Instruction
Omit the images, then print each record below exactly as it reads.

Input
○ ○ ○ ○
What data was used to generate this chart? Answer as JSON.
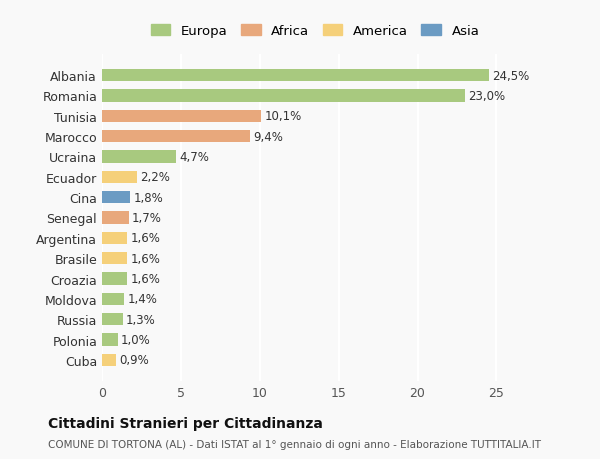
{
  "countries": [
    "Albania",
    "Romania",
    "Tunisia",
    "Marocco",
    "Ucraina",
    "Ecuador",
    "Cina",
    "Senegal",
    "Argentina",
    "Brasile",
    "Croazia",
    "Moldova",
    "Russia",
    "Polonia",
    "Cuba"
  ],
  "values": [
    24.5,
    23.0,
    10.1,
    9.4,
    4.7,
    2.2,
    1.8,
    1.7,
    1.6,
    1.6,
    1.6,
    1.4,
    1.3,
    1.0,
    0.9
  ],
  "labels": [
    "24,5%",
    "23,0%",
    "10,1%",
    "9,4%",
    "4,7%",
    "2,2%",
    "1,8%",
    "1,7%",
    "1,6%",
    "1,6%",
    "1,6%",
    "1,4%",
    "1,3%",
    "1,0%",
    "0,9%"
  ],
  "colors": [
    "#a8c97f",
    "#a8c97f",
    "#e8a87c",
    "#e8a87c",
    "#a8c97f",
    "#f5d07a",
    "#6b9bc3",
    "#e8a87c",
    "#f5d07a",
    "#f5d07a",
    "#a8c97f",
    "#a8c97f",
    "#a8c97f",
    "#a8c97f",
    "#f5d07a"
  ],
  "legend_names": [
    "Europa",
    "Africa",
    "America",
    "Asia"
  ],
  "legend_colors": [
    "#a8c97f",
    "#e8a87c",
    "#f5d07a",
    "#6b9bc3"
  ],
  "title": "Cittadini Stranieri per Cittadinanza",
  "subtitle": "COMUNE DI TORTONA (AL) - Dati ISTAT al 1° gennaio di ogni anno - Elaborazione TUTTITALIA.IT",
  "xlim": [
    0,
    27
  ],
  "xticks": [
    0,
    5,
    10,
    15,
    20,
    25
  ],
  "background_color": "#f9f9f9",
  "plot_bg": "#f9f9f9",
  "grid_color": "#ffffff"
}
○ ○ ○ ○
Completed task
What data was used to generate this chart? Answer as JSON.
{
  "countries": [
    "Albania",
    "Romania",
    "Tunisia",
    "Marocco",
    "Ucraina",
    "Ecuador",
    "Cina",
    "Senegal",
    "Argentina",
    "Brasile",
    "Croazia",
    "Moldova",
    "Russia",
    "Polonia",
    "Cuba"
  ],
  "values": [
    24.5,
    23.0,
    10.1,
    9.4,
    4.7,
    2.2,
    1.8,
    1.7,
    1.6,
    1.6,
    1.6,
    1.4,
    1.3,
    1.0,
    0.9
  ],
  "labels": [
    "24,5%",
    "23,0%",
    "10,1%",
    "9,4%",
    "4,7%",
    "2,2%",
    "1,8%",
    "1,7%",
    "1,6%",
    "1,6%",
    "1,6%",
    "1,4%",
    "1,3%",
    "1,0%",
    "0,9%"
  ],
  "colors": [
    "#a8c97f",
    "#a8c97f",
    "#e8a87c",
    "#e8a87c",
    "#a8c97f",
    "#f5d07a",
    "#6b9bc3",
    "#e8a87c",
    "#f5d07a",
    "#f5d07a",
    "#a8c97f",
    "#a8c97f",
    "#a8c97f",
    "#a8c97f",
    "#f5d07a"
  ],
  "legend_names": [
    "Europa",
    "Africa",
    "America",
    "Asia"
  ],
  "legend_colors": [
    "#a8c97f",
    "#e8a87c",
    "#f5d07a",
    "#6b9bc3"
  ],
  "title": "Cittadini Stranieri per Cittadinanza",
  "subtitle": "COMUNE DI TORTONA (AL) - Dati ISTAT al 1° gennaio di ogni anno - Elaborazione TUTTITALIA.IT",
  "xlim": [
    0,
    27
  ],
  "xticks": [
    0,
    5,
    10,
    15,
    20,
    25
  ],
  "background_color": "#f9f9f9",
  "plot_bg": "#f9f9f9",
  "grid_color": "#ffffff"
}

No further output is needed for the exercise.